Consegna A: Secondo il brano su CityLife, quali gruppi fondarono la società che vinse la gara d'appalto internazionale?
Consegna B: Prosegui il brano sul progetto CityLife dopo la sua ultima frase.

Brano citato:
_____
CityLife è un progetto iniziato nel 2004 in seguito allo spostamento del vecchio quartiere della Fiera di Milano nel suo attuale polo in località Rho-Pero, con l’obiettivo di eliminare i picchi di traffico generati dalle manifestazioni fieristiche. Dopo lo smantellamento delle strutture presenti nell’area, si presentò la necessità di riqualificare urbanisticamente la zona rimasta spoglia, che in tutto ricopriva una superficie di circa 255.000 m². Fu indetta dunque una gara d’appalto internazionale vinta dalla società CityLife, fondata per l’occasione dai Gruppi Generali e Allianz.

CityLife progetto

 

Il progetto, che prevedeva la costruzione di 3 importanti grattacieli, uno shopping district e diversi edifici residenziali, doveva vedere il suo completamento nel 2015, anno di svolgimento dell’Expo, ma in verità, a causa di ritardi imprevisti, è giunto alla conclusione verso la fine del 2017.
_____
Elenco dati:
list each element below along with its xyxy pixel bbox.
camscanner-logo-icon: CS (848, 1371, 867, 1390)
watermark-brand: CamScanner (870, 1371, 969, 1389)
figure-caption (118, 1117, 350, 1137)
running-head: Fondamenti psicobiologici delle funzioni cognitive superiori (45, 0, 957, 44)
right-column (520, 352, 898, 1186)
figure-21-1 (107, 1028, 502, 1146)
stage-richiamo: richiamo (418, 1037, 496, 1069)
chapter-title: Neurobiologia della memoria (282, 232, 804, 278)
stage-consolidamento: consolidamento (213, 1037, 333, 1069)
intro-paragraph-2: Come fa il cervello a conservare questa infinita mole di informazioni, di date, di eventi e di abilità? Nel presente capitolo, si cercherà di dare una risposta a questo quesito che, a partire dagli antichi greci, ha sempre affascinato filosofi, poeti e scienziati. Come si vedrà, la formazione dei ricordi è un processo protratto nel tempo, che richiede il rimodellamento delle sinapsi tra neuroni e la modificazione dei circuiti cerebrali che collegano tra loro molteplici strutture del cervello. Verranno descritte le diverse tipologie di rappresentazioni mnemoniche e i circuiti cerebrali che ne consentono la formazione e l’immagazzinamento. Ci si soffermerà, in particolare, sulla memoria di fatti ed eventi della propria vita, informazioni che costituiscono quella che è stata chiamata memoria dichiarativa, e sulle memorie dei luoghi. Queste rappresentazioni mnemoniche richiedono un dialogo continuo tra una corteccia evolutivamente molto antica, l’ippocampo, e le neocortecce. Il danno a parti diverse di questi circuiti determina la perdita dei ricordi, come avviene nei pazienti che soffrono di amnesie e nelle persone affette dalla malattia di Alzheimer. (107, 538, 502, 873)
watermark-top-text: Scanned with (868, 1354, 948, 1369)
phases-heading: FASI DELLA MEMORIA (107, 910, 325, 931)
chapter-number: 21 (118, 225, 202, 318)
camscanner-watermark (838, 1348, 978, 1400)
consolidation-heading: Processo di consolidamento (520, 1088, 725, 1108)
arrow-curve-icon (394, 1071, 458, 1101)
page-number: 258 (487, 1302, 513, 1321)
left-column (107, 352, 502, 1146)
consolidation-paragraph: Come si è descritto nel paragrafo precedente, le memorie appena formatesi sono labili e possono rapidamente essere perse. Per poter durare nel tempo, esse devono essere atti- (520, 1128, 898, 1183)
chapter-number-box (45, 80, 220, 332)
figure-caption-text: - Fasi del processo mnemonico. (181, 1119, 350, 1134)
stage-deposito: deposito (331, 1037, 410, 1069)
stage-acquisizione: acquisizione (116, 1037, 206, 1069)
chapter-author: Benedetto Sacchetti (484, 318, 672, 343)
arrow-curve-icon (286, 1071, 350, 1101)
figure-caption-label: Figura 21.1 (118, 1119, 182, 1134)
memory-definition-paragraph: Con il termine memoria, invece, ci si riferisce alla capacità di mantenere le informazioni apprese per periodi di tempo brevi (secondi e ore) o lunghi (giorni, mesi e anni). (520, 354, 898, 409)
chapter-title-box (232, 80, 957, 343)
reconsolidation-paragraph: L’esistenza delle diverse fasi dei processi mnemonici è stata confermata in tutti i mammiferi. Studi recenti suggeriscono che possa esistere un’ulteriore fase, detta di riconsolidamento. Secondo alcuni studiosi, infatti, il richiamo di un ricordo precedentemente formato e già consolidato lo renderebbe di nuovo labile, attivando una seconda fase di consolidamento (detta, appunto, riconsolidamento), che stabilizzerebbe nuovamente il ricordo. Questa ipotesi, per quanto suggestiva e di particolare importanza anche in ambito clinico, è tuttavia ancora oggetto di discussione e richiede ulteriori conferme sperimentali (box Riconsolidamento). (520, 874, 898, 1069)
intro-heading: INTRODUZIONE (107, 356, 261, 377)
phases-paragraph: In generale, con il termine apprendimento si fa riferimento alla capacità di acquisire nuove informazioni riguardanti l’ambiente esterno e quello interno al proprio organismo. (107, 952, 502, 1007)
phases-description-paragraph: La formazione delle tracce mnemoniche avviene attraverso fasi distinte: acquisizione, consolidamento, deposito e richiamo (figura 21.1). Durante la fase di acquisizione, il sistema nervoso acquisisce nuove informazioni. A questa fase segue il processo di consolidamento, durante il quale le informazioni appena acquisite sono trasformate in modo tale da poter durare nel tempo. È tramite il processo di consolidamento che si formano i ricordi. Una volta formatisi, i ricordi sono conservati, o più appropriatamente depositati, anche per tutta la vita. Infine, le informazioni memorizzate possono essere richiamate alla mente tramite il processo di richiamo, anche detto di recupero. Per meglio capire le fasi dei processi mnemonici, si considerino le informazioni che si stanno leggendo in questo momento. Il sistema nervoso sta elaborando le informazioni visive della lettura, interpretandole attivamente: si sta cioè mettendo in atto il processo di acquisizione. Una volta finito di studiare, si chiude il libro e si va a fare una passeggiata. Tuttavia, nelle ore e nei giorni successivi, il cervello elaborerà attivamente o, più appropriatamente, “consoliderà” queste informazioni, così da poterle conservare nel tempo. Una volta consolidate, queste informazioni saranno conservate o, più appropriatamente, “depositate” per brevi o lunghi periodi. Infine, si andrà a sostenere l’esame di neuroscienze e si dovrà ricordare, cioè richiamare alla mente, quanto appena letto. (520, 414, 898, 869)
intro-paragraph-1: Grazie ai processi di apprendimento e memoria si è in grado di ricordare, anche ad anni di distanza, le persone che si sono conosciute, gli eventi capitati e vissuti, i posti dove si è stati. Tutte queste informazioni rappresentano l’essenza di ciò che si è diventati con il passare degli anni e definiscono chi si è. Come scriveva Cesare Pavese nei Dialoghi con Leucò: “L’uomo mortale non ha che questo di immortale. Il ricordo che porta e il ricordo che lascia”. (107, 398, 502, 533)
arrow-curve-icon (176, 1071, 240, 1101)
_____
Svolgimento A: I Gruppi Generali e Allianz.

Svolgimento B:
Oggi il progetto, diventato realtà, rappresenta uno dei più importanti piani di riqualificazione attuati in Europa e la più grande area pedonale di Milano. I tre immensi grattacieli, dal forte impatto visivo, sono disposti attorno ad una piazza di concezione futuristica e destinati a funzioni di business, ospitando al loro interno numerosi uffici e costituendo quindi dei centri direzionali di altissimo livello architettonico.

Diversa invece la funzione del CityLife Shopping District, che con i suoi 80 negozi di diversi marchi premium è il più grande distretto urbano dedicato allo shopping in Italia. Lo Shopping District, oltre ai negozi, al suo interno comprende anche un supermercato, 20 punti di ristoro tra bar e ristoranti e 7 sale cinema.

Gli edifici residenziali, infine, costituiti da grandi vetrate affacciate sul verde del parco, lussuosi attici, sinuose linee architettoniche e grande cura dei dettagli sia all’interno che all’esterno delle abitazioni, si integrano perfettamente nella modernità di CityLife. I fortunati residenti possono contare su diversi servizi integrati nelle strutture, come palestre, campi sportivi all’aperto, sale giochi per bimbi e giardini privati, il tutto vigilato 24 ore su 24 dai più efficienti sistemi centralizzati di sicurezza.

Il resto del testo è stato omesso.